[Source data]
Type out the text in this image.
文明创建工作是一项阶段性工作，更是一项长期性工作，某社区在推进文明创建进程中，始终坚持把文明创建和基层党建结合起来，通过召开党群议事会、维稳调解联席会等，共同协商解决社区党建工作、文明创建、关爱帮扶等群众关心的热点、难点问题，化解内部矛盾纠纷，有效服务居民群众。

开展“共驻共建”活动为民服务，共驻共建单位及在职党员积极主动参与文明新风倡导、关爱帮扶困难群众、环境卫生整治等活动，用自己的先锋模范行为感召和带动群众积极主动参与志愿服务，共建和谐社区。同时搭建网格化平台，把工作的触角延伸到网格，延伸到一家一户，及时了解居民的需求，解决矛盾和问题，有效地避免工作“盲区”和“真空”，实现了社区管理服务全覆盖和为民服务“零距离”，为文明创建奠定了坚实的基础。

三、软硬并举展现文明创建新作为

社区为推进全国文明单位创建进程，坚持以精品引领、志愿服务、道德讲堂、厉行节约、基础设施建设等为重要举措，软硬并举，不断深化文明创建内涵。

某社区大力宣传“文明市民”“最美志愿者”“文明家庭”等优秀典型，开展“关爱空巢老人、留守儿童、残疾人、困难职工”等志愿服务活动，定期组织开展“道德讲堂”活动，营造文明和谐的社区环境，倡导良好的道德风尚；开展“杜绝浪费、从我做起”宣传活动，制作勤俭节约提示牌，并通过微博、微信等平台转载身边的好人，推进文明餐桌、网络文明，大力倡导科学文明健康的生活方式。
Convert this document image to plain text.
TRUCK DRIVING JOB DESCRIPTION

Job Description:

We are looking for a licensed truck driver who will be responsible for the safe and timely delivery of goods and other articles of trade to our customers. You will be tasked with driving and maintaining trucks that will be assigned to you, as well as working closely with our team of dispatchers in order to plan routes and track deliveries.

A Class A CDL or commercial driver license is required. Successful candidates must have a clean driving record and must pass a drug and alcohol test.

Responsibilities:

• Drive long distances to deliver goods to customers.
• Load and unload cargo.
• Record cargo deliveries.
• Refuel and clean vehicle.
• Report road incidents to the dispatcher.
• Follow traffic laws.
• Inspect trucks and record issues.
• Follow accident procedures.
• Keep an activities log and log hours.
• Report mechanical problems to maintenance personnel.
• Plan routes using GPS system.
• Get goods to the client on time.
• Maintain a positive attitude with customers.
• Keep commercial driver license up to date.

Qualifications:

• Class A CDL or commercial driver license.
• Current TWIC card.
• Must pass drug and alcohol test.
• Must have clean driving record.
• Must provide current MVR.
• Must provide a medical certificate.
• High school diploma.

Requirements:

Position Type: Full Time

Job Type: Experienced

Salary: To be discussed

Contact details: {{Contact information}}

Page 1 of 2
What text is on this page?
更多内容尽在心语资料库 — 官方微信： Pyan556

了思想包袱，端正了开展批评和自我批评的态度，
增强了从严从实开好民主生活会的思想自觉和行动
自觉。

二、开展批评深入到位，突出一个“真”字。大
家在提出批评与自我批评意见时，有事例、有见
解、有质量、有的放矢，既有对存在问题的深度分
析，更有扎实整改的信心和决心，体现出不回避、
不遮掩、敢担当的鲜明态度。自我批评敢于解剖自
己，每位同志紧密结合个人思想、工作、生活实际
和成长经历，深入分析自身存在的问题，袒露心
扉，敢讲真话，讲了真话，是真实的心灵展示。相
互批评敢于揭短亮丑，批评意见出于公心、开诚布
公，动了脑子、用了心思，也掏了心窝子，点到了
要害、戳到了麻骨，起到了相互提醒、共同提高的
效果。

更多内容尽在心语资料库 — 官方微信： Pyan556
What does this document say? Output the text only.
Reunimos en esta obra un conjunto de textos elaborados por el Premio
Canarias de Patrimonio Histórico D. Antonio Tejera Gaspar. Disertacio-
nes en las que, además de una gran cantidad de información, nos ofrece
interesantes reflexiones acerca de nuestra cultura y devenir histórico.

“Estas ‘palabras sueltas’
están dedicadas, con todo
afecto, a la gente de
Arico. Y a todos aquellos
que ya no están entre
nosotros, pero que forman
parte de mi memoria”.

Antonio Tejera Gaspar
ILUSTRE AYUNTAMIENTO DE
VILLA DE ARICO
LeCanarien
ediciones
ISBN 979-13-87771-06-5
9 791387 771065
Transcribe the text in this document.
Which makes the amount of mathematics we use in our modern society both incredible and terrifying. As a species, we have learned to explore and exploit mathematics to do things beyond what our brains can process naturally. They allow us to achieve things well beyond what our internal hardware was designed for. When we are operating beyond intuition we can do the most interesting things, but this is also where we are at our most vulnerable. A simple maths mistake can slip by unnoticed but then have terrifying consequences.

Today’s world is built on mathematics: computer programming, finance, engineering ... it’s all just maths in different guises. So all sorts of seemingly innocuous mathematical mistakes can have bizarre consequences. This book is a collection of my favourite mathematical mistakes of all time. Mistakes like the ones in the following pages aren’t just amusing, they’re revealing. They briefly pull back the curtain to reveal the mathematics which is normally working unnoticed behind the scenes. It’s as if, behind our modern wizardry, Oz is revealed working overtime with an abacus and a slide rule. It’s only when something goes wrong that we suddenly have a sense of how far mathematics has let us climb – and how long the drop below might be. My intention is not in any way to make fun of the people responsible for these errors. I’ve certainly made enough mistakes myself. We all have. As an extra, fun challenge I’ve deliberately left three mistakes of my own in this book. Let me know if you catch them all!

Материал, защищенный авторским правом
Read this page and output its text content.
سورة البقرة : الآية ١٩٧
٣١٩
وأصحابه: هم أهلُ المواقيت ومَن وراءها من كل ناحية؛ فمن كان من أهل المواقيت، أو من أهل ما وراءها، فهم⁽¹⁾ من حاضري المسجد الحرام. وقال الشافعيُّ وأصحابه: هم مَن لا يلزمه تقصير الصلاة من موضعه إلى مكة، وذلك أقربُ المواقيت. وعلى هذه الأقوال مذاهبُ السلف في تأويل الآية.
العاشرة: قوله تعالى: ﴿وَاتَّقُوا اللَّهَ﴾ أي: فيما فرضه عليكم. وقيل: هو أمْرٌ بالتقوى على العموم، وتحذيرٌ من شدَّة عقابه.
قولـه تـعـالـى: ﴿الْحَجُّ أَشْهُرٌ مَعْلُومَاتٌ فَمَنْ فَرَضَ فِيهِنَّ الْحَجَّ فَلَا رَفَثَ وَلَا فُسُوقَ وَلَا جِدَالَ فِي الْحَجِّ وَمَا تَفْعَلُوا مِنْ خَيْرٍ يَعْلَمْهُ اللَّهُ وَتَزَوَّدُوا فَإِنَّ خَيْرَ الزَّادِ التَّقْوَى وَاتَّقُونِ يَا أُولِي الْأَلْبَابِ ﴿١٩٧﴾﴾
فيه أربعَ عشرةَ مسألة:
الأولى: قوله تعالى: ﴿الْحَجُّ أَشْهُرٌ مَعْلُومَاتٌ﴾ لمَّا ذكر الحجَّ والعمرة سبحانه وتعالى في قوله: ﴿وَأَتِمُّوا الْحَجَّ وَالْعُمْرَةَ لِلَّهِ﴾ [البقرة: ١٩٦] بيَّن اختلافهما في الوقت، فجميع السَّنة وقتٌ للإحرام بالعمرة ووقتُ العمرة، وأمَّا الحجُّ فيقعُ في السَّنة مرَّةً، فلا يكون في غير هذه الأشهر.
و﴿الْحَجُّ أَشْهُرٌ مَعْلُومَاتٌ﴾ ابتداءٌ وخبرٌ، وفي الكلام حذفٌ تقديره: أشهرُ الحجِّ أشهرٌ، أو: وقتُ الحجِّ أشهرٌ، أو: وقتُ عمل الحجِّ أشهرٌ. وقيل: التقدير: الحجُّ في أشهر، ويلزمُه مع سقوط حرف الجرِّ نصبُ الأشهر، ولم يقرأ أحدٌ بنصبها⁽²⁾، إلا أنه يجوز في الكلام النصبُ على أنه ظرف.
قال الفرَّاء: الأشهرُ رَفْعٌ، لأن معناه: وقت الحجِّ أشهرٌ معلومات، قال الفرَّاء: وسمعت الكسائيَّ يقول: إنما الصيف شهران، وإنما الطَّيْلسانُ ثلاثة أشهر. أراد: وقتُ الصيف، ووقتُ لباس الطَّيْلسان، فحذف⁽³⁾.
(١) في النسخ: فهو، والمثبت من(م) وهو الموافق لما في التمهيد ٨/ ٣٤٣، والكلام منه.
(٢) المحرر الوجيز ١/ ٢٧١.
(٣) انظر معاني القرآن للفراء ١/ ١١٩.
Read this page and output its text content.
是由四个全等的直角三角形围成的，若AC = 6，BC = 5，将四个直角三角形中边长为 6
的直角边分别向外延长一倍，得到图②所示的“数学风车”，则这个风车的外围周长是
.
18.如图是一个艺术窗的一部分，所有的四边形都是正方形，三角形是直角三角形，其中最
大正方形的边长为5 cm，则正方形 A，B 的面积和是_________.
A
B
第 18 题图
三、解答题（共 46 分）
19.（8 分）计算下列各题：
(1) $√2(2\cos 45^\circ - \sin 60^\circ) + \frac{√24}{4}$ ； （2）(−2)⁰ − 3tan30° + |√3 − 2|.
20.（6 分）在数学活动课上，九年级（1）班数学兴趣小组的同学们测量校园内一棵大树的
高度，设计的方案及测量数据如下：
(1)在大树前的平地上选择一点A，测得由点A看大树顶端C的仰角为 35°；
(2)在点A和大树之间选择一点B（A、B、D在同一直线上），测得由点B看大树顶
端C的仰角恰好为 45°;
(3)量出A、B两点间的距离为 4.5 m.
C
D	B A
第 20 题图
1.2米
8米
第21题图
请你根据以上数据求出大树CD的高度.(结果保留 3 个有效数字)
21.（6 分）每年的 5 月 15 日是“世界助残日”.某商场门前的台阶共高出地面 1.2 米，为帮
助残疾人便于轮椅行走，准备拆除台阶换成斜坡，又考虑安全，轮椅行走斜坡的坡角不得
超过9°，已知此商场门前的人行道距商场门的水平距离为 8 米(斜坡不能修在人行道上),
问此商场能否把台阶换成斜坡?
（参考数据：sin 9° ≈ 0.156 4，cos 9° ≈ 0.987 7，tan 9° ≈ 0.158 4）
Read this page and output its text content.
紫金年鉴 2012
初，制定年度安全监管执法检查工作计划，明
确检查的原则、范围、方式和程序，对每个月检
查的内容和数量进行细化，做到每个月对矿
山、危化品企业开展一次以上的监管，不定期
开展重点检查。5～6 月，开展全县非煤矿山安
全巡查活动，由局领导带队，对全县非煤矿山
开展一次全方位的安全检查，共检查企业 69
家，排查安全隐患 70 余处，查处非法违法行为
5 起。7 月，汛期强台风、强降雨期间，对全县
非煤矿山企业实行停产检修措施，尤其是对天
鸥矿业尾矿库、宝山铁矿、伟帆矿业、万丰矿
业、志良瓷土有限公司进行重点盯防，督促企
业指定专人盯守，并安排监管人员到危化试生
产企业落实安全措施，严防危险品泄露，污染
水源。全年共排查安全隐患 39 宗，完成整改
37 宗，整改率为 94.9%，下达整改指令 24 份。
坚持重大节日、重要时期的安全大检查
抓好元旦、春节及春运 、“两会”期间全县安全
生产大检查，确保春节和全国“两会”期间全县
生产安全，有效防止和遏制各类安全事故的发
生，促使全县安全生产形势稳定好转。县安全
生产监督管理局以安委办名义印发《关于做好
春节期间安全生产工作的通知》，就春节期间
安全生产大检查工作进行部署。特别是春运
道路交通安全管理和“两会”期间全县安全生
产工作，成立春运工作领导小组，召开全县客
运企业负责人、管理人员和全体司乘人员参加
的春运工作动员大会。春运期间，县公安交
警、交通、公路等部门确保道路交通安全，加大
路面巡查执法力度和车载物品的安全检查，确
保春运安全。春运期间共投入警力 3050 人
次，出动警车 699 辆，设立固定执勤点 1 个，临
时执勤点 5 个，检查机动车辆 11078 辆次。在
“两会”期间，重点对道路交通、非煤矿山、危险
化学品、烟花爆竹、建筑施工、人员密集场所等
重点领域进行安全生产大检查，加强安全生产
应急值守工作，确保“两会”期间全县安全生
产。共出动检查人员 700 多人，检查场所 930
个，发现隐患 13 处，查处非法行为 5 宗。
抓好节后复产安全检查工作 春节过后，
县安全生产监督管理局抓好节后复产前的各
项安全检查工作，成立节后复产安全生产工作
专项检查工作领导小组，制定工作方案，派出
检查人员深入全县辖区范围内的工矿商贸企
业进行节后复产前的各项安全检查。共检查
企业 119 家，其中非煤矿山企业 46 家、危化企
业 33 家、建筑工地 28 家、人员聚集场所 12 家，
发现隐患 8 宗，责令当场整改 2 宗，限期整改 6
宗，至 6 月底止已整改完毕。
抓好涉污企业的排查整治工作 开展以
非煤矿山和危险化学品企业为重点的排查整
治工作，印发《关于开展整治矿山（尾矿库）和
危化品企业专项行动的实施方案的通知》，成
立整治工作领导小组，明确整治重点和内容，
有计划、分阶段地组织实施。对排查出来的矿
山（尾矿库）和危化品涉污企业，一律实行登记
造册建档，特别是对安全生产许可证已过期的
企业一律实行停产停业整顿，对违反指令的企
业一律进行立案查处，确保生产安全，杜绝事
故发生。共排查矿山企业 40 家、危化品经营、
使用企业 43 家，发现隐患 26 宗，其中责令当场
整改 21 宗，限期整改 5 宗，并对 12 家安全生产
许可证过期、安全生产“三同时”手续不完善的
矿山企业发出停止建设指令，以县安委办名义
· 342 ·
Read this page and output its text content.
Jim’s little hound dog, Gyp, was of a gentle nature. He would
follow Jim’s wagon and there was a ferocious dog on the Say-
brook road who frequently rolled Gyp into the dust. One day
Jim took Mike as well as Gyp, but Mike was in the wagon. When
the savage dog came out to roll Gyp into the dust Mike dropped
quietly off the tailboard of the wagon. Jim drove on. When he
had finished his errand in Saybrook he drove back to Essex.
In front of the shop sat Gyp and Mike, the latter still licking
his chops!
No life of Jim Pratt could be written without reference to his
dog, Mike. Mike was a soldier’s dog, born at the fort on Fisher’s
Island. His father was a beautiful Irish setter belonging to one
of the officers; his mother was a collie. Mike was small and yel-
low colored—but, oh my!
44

What to do:
Copy every line of the material in which the word "están" occurs.

The reply:
están dedicadas, con todo
que ya no están entre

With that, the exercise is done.